╭─ ENTRIES

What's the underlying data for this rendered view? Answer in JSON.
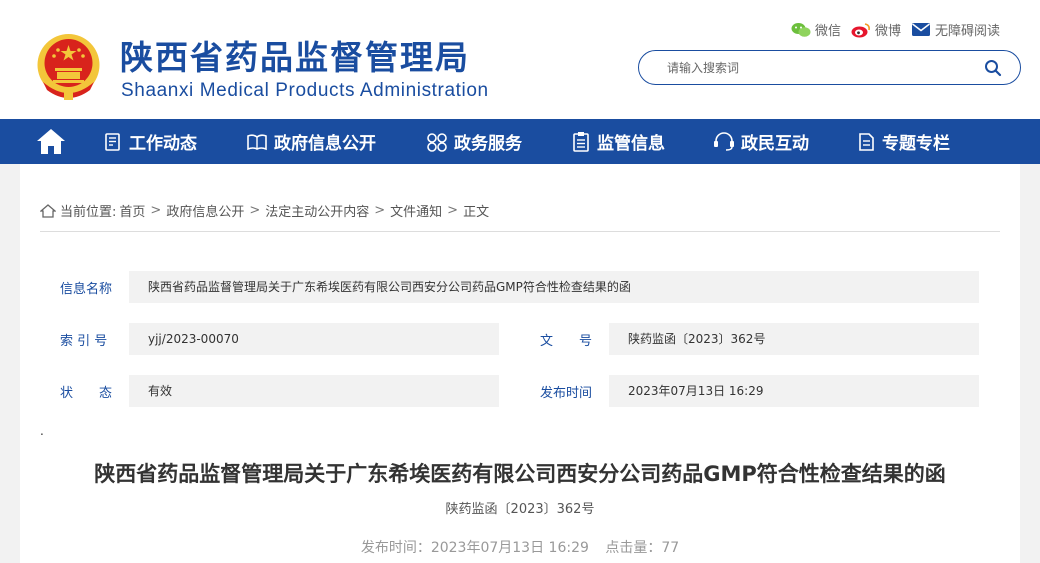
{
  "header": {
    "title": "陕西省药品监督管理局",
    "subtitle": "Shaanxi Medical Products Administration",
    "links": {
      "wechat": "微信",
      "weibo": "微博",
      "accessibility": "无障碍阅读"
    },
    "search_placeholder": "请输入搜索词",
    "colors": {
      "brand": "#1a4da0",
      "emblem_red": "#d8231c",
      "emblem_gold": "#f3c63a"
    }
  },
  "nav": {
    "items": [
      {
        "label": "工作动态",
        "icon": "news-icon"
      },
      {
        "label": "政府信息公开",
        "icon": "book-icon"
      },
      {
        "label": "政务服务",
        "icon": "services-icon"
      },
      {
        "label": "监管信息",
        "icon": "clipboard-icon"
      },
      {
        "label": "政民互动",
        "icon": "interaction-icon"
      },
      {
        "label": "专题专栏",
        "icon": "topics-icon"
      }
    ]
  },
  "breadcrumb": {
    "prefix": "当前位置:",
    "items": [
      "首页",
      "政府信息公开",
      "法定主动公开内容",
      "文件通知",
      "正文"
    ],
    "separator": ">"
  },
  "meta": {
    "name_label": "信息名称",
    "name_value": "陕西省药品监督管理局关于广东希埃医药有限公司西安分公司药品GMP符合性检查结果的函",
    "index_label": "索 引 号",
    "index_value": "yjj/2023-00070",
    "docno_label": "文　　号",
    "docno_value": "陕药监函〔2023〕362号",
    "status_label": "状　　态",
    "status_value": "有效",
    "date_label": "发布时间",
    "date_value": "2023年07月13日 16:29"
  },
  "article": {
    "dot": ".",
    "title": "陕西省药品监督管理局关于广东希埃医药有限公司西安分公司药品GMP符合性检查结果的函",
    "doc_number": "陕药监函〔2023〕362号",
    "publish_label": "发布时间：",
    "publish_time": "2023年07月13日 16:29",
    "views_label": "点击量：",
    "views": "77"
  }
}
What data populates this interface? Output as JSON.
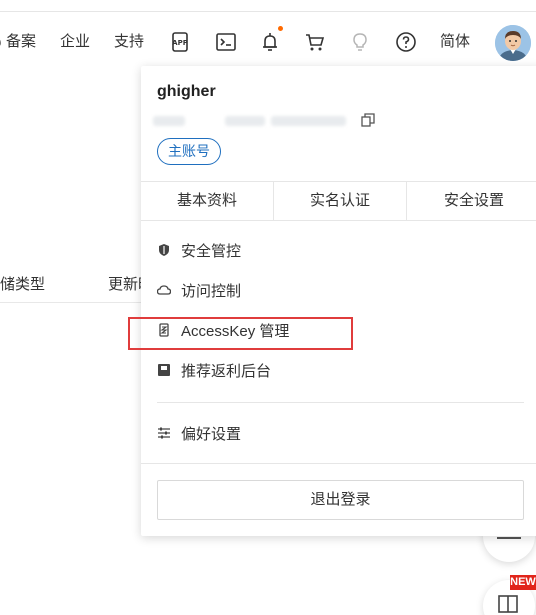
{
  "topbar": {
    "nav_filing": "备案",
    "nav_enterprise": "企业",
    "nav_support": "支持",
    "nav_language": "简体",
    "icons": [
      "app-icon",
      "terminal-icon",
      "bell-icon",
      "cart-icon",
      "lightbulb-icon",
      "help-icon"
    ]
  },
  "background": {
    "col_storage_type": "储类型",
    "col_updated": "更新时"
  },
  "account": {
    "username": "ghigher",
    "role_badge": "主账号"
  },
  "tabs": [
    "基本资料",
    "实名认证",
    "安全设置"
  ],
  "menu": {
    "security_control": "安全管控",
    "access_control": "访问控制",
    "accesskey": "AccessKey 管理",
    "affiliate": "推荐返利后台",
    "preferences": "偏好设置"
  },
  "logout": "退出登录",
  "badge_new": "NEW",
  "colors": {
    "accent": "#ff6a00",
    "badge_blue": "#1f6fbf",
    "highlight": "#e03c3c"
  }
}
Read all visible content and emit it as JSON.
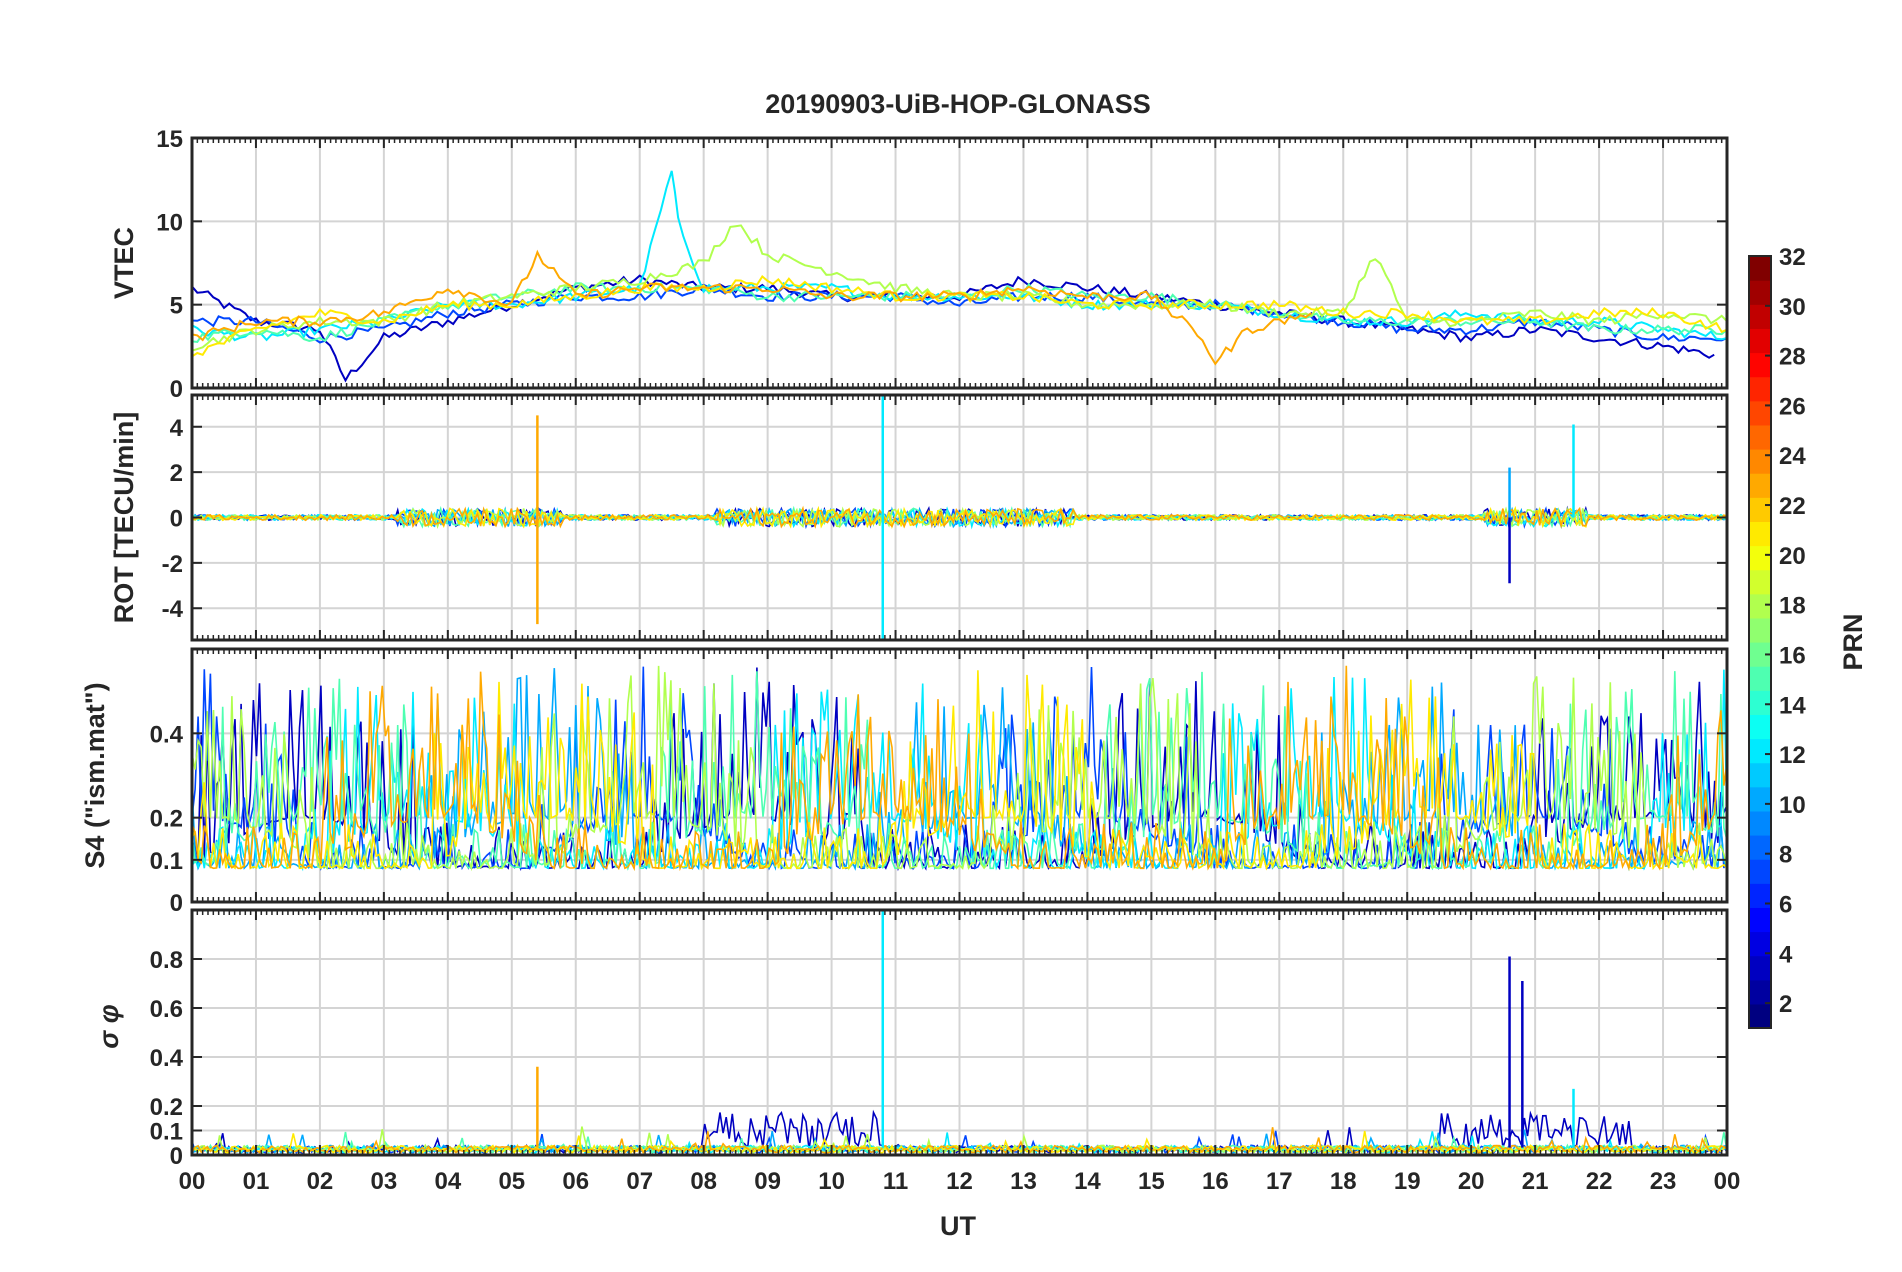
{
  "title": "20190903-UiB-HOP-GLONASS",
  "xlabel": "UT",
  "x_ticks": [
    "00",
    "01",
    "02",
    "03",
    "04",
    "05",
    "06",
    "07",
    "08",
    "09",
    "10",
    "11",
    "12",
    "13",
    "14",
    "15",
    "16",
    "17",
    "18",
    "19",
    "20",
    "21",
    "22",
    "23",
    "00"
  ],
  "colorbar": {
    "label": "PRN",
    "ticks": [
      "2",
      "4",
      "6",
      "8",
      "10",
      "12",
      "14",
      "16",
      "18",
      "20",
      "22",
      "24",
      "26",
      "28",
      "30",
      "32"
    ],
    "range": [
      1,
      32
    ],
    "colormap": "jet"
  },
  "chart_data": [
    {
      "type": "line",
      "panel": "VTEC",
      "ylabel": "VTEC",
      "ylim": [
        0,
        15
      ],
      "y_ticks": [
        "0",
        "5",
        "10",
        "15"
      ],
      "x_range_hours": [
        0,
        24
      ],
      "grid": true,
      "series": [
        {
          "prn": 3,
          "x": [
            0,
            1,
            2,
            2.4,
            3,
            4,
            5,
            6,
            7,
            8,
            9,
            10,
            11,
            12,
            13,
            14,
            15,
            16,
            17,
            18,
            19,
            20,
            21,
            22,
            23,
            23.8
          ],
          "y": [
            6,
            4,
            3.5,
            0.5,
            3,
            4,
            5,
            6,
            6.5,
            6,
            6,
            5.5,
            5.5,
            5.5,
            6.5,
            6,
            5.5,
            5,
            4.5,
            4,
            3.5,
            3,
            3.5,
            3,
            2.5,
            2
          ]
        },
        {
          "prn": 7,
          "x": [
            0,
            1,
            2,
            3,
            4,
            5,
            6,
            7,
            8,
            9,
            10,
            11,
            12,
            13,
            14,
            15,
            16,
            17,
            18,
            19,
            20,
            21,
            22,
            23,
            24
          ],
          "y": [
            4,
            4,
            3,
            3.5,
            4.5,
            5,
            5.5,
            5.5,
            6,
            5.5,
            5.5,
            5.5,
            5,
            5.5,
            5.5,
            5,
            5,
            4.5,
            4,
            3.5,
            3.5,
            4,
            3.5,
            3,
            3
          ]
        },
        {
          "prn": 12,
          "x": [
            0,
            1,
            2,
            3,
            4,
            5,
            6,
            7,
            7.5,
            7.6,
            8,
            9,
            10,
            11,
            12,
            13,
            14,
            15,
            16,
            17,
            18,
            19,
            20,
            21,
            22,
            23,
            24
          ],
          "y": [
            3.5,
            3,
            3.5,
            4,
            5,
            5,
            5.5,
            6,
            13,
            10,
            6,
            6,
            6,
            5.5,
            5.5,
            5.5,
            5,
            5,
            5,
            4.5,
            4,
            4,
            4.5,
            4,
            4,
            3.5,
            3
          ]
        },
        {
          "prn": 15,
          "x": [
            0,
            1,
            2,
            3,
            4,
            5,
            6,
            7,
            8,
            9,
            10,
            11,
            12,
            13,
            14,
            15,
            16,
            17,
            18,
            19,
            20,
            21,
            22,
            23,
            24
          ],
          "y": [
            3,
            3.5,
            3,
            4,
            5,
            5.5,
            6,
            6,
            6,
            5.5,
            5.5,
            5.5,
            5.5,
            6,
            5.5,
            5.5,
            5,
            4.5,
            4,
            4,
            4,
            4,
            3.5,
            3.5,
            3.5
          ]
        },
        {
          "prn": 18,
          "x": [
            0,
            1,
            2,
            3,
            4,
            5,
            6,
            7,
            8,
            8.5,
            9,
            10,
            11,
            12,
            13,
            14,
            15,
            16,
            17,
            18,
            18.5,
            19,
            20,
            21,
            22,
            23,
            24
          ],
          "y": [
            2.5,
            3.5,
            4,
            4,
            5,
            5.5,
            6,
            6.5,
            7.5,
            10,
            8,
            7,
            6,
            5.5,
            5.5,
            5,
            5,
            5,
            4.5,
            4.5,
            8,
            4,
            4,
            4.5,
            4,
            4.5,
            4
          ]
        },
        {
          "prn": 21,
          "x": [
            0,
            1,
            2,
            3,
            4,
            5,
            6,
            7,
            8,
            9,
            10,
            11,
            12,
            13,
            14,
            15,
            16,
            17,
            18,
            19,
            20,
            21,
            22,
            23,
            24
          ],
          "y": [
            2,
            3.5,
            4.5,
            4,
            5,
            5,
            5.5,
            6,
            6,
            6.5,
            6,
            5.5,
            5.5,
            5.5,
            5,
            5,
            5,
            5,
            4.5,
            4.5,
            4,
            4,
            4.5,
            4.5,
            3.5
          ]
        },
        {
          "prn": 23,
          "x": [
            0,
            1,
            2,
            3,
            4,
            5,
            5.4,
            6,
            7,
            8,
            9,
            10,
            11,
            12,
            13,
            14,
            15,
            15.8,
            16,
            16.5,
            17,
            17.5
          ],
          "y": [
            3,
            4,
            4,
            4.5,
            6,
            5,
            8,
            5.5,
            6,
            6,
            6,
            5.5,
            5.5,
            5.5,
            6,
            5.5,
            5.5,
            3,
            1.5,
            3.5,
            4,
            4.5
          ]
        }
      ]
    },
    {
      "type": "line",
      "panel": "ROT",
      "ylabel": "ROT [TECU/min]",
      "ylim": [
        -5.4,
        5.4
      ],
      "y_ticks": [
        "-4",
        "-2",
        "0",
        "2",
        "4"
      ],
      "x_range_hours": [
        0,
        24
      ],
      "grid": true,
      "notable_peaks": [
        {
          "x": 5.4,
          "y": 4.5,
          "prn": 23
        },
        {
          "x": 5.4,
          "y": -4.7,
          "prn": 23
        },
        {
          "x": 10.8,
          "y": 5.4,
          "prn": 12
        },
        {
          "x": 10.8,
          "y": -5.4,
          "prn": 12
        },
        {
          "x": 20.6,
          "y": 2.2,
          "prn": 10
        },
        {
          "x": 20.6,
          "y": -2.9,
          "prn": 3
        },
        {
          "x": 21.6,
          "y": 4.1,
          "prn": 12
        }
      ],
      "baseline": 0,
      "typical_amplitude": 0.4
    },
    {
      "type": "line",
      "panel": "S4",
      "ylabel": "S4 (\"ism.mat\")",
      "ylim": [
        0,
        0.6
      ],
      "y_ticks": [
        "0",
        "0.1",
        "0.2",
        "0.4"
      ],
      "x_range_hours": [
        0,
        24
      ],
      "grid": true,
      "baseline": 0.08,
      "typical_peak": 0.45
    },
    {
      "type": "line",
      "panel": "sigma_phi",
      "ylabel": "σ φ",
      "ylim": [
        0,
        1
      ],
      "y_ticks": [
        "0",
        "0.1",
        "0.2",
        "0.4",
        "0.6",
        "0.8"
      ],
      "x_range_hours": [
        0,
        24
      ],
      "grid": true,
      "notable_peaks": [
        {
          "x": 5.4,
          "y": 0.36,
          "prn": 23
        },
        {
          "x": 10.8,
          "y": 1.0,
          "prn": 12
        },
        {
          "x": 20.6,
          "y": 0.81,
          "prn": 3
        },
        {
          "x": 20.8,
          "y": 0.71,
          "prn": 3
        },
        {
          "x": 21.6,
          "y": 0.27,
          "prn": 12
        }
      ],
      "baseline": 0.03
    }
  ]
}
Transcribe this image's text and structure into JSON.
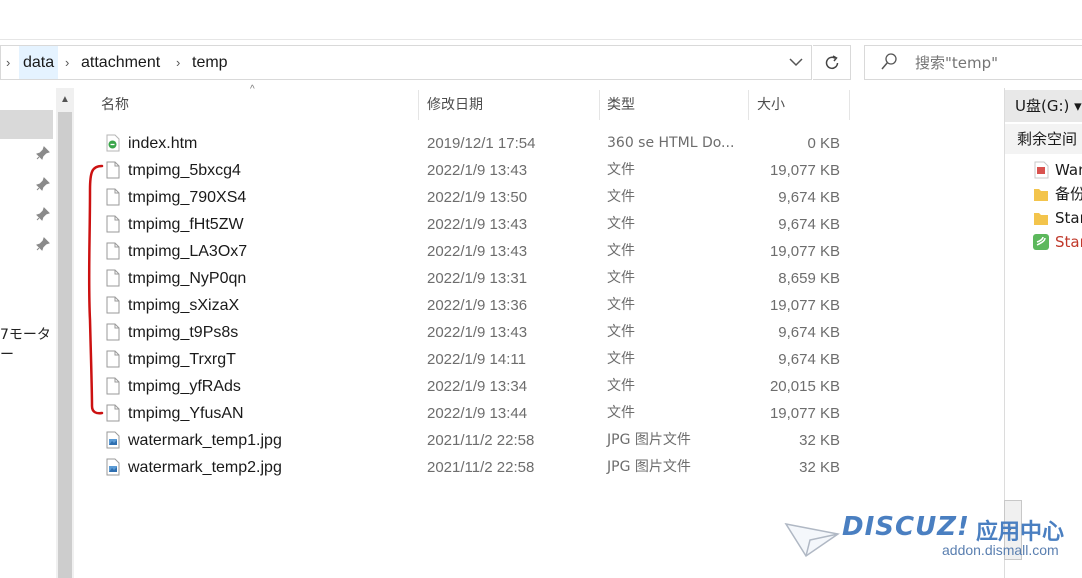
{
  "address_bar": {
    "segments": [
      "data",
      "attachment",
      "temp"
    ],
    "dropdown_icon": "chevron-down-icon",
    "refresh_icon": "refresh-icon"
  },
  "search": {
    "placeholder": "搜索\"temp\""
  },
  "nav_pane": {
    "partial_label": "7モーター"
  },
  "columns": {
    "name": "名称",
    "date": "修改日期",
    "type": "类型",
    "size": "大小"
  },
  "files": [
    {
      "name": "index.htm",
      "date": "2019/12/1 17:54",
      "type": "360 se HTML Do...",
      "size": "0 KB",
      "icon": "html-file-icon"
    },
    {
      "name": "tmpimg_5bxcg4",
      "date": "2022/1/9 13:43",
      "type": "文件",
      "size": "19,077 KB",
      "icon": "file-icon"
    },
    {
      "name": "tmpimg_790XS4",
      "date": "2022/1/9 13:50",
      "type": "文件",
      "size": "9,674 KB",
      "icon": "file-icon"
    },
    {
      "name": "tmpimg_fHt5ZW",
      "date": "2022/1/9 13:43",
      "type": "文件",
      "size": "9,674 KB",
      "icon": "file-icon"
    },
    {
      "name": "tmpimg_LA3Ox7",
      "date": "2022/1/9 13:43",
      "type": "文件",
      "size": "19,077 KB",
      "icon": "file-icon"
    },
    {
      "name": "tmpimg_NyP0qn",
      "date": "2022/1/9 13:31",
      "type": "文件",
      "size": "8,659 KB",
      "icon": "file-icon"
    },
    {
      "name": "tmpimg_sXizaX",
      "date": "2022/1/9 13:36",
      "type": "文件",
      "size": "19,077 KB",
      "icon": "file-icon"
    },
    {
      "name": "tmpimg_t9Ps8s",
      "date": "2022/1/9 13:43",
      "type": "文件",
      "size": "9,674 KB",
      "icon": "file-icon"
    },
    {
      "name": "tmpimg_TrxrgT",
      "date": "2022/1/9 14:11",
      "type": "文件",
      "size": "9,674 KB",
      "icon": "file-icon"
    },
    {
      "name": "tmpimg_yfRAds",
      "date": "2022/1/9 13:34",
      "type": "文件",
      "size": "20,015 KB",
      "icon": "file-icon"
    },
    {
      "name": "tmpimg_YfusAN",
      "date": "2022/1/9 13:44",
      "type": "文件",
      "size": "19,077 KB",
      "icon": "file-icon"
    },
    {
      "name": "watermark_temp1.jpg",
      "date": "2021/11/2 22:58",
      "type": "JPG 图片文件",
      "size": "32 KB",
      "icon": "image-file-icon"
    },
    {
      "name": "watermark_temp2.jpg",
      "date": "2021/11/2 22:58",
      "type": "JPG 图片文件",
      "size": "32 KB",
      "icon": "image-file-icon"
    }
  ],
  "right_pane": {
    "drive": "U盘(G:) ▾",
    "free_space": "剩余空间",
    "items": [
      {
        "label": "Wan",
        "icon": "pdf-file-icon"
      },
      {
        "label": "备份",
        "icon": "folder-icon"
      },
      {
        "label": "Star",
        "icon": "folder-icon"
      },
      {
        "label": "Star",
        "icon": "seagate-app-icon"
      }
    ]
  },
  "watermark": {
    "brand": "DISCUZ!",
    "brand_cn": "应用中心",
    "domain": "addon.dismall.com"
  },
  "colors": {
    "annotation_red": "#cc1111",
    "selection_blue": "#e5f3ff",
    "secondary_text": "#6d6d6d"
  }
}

╰─

— WHAT IS NEEDED —
Among the lines of the data above, count those holding "baseline" and state only the number.

— SOLVED EXERCISE —
3